[Begin DATASET RECORDS]

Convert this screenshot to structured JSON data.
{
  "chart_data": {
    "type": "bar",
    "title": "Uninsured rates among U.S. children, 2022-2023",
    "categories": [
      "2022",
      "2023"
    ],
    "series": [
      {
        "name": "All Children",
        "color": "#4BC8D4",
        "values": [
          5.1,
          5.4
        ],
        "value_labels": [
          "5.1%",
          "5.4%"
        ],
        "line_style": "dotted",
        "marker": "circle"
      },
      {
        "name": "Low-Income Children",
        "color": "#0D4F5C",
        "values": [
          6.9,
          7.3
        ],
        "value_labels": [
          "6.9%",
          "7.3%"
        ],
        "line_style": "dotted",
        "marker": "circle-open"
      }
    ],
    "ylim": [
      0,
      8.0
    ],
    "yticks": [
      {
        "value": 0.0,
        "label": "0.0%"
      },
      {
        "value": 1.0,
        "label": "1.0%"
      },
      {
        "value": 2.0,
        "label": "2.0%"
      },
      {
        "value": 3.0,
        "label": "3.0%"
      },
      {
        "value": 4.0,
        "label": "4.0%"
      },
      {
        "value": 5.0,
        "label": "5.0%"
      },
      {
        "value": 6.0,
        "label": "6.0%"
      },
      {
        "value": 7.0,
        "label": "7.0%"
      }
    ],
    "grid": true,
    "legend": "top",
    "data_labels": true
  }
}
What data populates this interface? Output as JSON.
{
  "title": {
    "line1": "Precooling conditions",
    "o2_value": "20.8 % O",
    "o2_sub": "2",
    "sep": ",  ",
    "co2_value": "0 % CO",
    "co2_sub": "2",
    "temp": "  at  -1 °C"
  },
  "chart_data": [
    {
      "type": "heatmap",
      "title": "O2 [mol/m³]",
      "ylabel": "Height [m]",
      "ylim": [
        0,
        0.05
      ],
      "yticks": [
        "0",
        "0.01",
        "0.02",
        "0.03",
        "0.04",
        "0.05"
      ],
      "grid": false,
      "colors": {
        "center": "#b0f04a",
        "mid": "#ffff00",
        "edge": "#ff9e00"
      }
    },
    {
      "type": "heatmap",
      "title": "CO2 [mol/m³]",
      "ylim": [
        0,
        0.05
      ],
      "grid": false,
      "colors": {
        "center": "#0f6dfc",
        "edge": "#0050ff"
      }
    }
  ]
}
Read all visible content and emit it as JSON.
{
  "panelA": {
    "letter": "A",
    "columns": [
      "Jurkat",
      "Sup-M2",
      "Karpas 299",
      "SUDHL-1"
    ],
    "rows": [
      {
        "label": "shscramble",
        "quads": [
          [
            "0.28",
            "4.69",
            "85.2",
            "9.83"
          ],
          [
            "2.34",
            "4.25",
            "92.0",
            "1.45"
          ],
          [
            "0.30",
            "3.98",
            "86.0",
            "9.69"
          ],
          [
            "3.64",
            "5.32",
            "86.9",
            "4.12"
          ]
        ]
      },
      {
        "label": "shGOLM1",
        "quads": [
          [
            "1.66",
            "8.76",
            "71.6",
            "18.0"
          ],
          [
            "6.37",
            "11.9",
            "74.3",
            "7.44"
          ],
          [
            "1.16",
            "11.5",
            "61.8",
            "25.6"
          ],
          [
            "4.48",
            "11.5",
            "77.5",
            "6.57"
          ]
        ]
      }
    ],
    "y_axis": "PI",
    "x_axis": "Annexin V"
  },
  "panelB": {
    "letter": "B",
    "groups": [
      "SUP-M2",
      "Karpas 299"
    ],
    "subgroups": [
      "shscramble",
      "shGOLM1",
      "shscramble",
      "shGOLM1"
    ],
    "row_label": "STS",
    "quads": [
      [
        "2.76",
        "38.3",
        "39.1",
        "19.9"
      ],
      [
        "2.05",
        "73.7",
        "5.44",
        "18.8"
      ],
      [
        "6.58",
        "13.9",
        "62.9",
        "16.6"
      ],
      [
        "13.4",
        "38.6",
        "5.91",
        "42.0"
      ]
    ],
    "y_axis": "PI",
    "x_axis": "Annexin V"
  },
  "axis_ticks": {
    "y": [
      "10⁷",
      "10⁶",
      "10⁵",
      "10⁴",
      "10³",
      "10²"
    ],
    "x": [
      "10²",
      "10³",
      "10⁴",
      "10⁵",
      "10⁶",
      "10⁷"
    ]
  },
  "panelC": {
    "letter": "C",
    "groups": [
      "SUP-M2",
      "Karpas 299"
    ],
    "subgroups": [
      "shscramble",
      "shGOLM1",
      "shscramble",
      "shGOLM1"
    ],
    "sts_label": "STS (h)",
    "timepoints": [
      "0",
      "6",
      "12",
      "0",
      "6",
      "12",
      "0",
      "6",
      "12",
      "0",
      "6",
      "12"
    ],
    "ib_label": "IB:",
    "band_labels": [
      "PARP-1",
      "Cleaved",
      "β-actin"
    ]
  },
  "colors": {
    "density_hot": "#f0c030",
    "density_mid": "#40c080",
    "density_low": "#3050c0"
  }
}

[End DATASET RECORDS]

▶ **PROBLEM DESCRIPTION**
Write out all the records above again, exactly as they stand.

▶ **OUTPUT OF THE EXERCISE**
Convert this screenshot to structured JSON data.
{
  "chart_data": {
    "type": "bar",
    "title": "Uninsured rates among U.S. children, 2022-2023",
    "categories": [
      "2022",
      "2023"
    ],
    "series": [
      {
        "name": "All Children",
        "color": "#4BC8D4",
        "values": [
          5.1,
          5.4
        ],
        "value_labels": [
          "5.1%",
          "5.4%"
        ],
        "line_style": "dotted",
        "marker": "circle"
      },
      {
        "name": "Low-Income Children",
        "color": "#0D4F5C",
        "values": [
          6.9,
          7.3
        ],
        "value_labels": [
          "6.9%",
          "7.3%"
        ],
        "line_style": "dotted",
        "marker": "circle-open"
      }
    ],
    "ylim": [
      0,
      8.0
    ],
    "yticks": [
      {
        "value": 0.0,
        "label": "0.0%"
      },
      {
        "value": 1.0,
        "label": "1.0%"
      },
      {
        "value": 2.0,
        "label": "2.0%"
      },
      {
        "value": 3.0,
        "label": "3.0%"
      },
      {
        "value": 4.0,
        "label": "4.0%"
      },
      {
        "value": 5.0,
        "label": "5.0%"
      },
      {
        "value": 6.0,
        "label": "6.0%"
      },
      {
        "value": 7.0,
        "label": "7.0%"
      }
    ],
    "grid": true,
    "legend": "top",
    "data_labels": true
  }
}
What data populates this interface? Output as JSON.
{
  "title": {
    "line1": "Precooling conditions",
    "o2_value": "20.8 % O",
    "o2_sub": "2",
    "sep": ",  ",
    "co2_value": "0 % CO",
    "co2_sub": "2",
    "temp": "  at  -1 °C"
  },
  "chart_data": [
    {
      "type": "heatmap",
      "title": "O2 [mol/m³]",
      "ylabel": "Height [m]",
      "ylim": [
        0,
        0.05
      ],
      "yticks": [
        "0",
        "0.01",
        "0.02",
        "0.03",
        "0.04",
        "0.05"
      ],
      "grid": false,
      "colors": {
        "center": "#b0f04a",
        "mid": "#ffff00",
        "edge": "#ff9e00"
      }
    },
    {
      "type": "heatmap",
      "title": "CO2 [mol/m³]",
      "ylim": [
        0,
        0.05
      ],
      "grid": false,
      "colors": {
        "center": "#0f6dfc",
        "edge": "#0050ff"
      }
    }
  ]
}
Read all visible content and emit it as JSON.
{
  "panelA": {
    "letter": "A",
    "columns": [
      "Jurkat",
      "Sup-M2",
      "Karpas 299",
      "SUDHL-1"
    ],
    "rows": [
      {
        "label": "shscramble",
        "quads": [
          [
            "0.28",
            "4.69",
            "85.2",
            "9.83"
          ],
          [
            "2.34",
            "4.25",
            "92.0",
            "1.45"
          ],
          [
            "0.30",
            "3.98",
            "86.0",
            "9.69"
          ],
          [
            "3.64",
            "5.32",
            "86.9",
            "4.12"
          ]
        ]
      },
      {
        "label": "shGOLM1",
        "quads": [
          [
            "1.66",
            "8.76",
            "71.6",
            "18.0"
          ],
          [
            "6.37",
            "11.9",
            "74.3",
            "7.44"
          ],
          [
            "1.16",
            "11.5",
            "61.8",
            "25.6"
          ],
          [
            "4.48",
            "11.5",
            "77.5",
            "6.57"
          ]
        ]
      }
    ],
    "y_axis": "PI",
    "x_axis": "Annexin V"
  },
  "panelB": {
    "letter": "B",
    "groups": [
      "SUP-M2",
      "Karpas 299"
    ],
    "subgroups": [
      "shscramble",
      "shGOLM1",
      "shscramble",
      "shGOLM1"
    ],
    "row_label": "STS",
    "quads": [
      [
        "2.76",
        "38.3",
        "39.1",
        "19.9"
      ],
      [
        "2.05",
        "73.7",
        "5.44",
        "18.8"
      ],
      [
        "6.58",
        "13.9",
        "62.9",
        "16.6"
      ],
      [
        "13.4",
        "38.6",
        "5.91",
        "42.0"
      ]
    ],
    "y_axis": "PI",
    "x_axis": "Annexin V"
  },
  "axis_ticks": {
    "y": [
      "10⁷",
      "10⁶",
      "10⁵",
      "10⁴",
      "10³",
      "10²"
    ],
    "x": [
      "10²",
      "10³",
      "10⁴",
      "10⁵",
      "10⁶",
      "10⁷"
    ]
  },
  "panelC": {
    "letter": "C",
    "groups": [
      "SUP-M2",
      "Karpas 299"
    ],
    "subgroups": [
      "shscramble",
      "shGOLM1",
      "shscramble",
      "shGOLM1"
    ],
    "sts_label": "STS (h)",
    "timepoints": [
      "0",
      "6",
      "12",
      "0",
      "6",
      "12",
      "0",
      "6",
      "12",
      "0",
      "6",
      "12"
    ],
    "ib_label": "IB:",
    "band_labels": [
      "PARP-1",
      "Cleaved",
      "β-actin"
    ]
  },
  "colors": {
    "density_hot": "#f0c030",
    "density_mid": "#40c080",
    "density_low": "#3050c0"
  }
}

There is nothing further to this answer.